# [EXERCISE PROMPT]
Return the full listing exactly as it is written.
§
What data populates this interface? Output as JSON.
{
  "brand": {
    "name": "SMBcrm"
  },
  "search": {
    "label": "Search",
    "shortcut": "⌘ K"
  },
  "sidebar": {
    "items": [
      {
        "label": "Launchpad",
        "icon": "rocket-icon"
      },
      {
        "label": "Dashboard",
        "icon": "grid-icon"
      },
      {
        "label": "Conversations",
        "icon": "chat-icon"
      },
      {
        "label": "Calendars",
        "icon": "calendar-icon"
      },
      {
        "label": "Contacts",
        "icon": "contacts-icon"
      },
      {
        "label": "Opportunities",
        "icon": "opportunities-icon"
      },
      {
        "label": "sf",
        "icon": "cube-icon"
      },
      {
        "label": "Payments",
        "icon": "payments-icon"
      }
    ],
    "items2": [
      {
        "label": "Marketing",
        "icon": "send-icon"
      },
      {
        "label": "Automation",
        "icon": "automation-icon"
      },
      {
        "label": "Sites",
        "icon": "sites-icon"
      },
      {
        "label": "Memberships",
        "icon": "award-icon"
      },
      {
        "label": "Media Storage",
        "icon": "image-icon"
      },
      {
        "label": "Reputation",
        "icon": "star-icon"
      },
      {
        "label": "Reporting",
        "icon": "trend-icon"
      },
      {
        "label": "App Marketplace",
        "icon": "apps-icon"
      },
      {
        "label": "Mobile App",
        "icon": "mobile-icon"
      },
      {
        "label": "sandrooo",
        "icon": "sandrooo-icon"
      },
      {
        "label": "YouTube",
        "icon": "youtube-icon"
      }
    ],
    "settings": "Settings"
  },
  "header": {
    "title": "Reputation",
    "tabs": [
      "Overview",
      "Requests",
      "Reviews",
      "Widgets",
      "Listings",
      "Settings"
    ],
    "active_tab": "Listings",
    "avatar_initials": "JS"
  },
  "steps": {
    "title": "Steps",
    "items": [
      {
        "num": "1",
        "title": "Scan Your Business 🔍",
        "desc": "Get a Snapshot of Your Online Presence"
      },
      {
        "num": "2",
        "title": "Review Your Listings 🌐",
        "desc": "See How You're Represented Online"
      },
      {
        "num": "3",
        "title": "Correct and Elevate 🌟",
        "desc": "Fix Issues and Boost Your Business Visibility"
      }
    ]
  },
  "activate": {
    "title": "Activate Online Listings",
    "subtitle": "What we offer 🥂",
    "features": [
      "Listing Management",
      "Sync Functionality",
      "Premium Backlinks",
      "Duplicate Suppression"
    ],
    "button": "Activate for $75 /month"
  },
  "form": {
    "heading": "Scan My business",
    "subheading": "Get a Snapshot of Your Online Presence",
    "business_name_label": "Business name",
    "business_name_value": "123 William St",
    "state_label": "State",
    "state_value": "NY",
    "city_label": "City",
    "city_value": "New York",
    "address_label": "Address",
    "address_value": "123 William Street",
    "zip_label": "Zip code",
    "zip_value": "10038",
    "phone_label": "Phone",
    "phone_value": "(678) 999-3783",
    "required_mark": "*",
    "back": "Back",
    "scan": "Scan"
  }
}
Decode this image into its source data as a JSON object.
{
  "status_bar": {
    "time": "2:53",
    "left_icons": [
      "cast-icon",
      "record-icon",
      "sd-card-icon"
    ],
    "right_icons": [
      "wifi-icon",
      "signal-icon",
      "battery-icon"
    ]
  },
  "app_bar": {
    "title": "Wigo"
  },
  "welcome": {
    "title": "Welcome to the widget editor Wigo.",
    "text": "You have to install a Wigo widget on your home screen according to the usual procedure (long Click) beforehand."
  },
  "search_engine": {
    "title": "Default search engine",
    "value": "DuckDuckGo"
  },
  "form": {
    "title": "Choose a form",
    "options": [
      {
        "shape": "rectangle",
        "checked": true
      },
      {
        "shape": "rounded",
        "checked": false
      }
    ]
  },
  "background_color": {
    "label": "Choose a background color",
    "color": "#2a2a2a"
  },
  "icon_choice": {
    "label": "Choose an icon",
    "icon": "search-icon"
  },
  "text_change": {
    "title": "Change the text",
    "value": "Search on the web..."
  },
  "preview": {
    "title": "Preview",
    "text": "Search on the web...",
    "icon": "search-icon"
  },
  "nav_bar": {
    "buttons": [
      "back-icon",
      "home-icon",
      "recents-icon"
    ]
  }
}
§
# [SOLUTION TO THIS EXERCISE]
What data populates this interface? Output as JSON.
{
  "brand": {
    "name": "SMBcrm"
  },
  "search": {
    "label": "Search",
    "shortcut": "⌘ K"
  },
  "sidebar": {
    "items": [
      {
        "label": "Launchpad",
        "icon": "rocket-icon"
      },
      {
        "label": "Dashboard",
        "icon": "grid-icon"
      },
      {
        "label": "Conversations",
        "icon": "chat-icon"
      },
      {
        "label": "Calendars",
        "icon": "calendar-icon"
      },
      {
        "label": "Contacts",
        "icon": "contacts-icon"
      },
      {
        "label": "Opportunities",
        "icon": "opportunities-icon"
      },
      {
        "label": "sf",
        "icon": "cube-icon"
      },
      {
        "label": "Payments",
        "icon": "payments-icon"
      }
    ],
    "items2": [
      {
        "label": "Marketing",
        "icon": "send-icon"
      },
      {
        "label": "Automation",
        "icon": "automation-icon"
      },
      {
        "label": "Sites",
        "icon": "sites-icon"
      },
      {
        "label": "Memberships",
        "icon": "award-icon"
      },
      {
        "label": "Media Storage",
        "icon": "image-icon"
      },
      {
        "label": "Reputation",
        "icon": "star-icon"
      },
      {
        "label": "Reporting",
        "icon": "trend-icon"
      },
      {
        "label": "App Marketplace",
        "icon": "apps-icon"
      },
      {
        "label": "Mobile App",
        "icon": "mobile-icon"
      },
      {
        "label": "sandrooo",
        "icon": "sandrooo-icon"
      },
      {
        "label": "YouTube",
        "icon": "youtube-icon"
      }
    ],
    "settings": "Settings"
  },
  "header": {
    "title": "Reputation",
    "tabs": [
      "Overview",
      "Requests",
      "Reviews",
      "Widgets",
      "Listings",
      "Settings"
    ],
    "active_tab": "Listings",
    "avatar_initials": "JS"
  },
  "steps": {
    "title": "Steps",
    "items": [
      {
        "num": "1",
        "title": "Scan Your Business 🔍",
        "desc": "Get a Snapshot of Your Online Presence"
      },
      {
        "num": "2",
        "title": "Review Your Listings 🌐",
        "desc": "See How You're Represented Online"
      },
      {
        "num": "3",
        "title": "Correct and Elevate 🌟",
        "desc": "Fix Issues and Boost Your Business Visibility"
      }
    ]
  },
  "activate": {
    "title": "Activate Online Listings",
    "subtitle": "What we offer 🥂",
    "features": [
      "Listing Management",
      "Sync Functionality",
      "Premium Backlinks",
      "Duplicate Suppression"
    ],
    "button": "Activate for $75 /month"
  },
  "form": {
    "heading": "Scan My business",
    "subheading": "Get a Snapshot of Your Online Presence",
    "business_name_label": "Business name",
    "business_name_value": "123 William St",
    "state_label": "State",
    "state_value": "NY",
    "city_label": "City",
    "city_value": "New York",
    "address_label": "Address",
    "address_value": "123 William Street",
    "zip_label": "Zip code",
    "zip_value": "10038",
    "phone_label": "Phone",
    "phone_value": "(678) 999-3783",
    "required_mark": "*",
    "back": "Back",
    "scan": "Scan"
  }
}
Decode this image into its source data as a JSON object.
{
  "status_bar": {
    "time": "2:53",
    "left_icons": [
      "cast-icon",
      "record-icon",
      "sd-card-icon"
    ],
    "right_icons": [
      "wifi-icon",
      "signal-icon",
      "battery-icon"
    ]
  },
  "app_bar": {
    "title": "Wigo"
  },
  "welcome": {
    "title": "Welcome to the widget editor Wigo.",
    "text": "You have to install a Wigo widget on your home screen according to the usual procedure (long Click) beforehand."
  },
  "search_engine": {
    "title": "Default search engine",
    "value": "DuckDuckGo"
  },
  "form": {
    "title": "Choose a form",
    "options": [
      {
        "shape": "rectangle",
        "checked": true
      },
      {
        "shape": "rounded",
        "checked": false
      }
    ]
  },
  "background_color": {
    "label": "Choose a background color",
    "color": "#2a2a2a"
  },
  "icon_choice": {
    "label": "Choose an icon",
    "icon": "search-icon"
  },
  "text_change": {
    "title": "Change the text",
    "value": "Search on the web..."
  },
  "preview": {
    "title": "Preview",
    "text": "Search on the web...",
    "icon": "search-icon"
  },
  "nav_bar": {
    "buttons": [
      "back-icon",
      "home-icon",
      "recents-icon"
    ]
  }
}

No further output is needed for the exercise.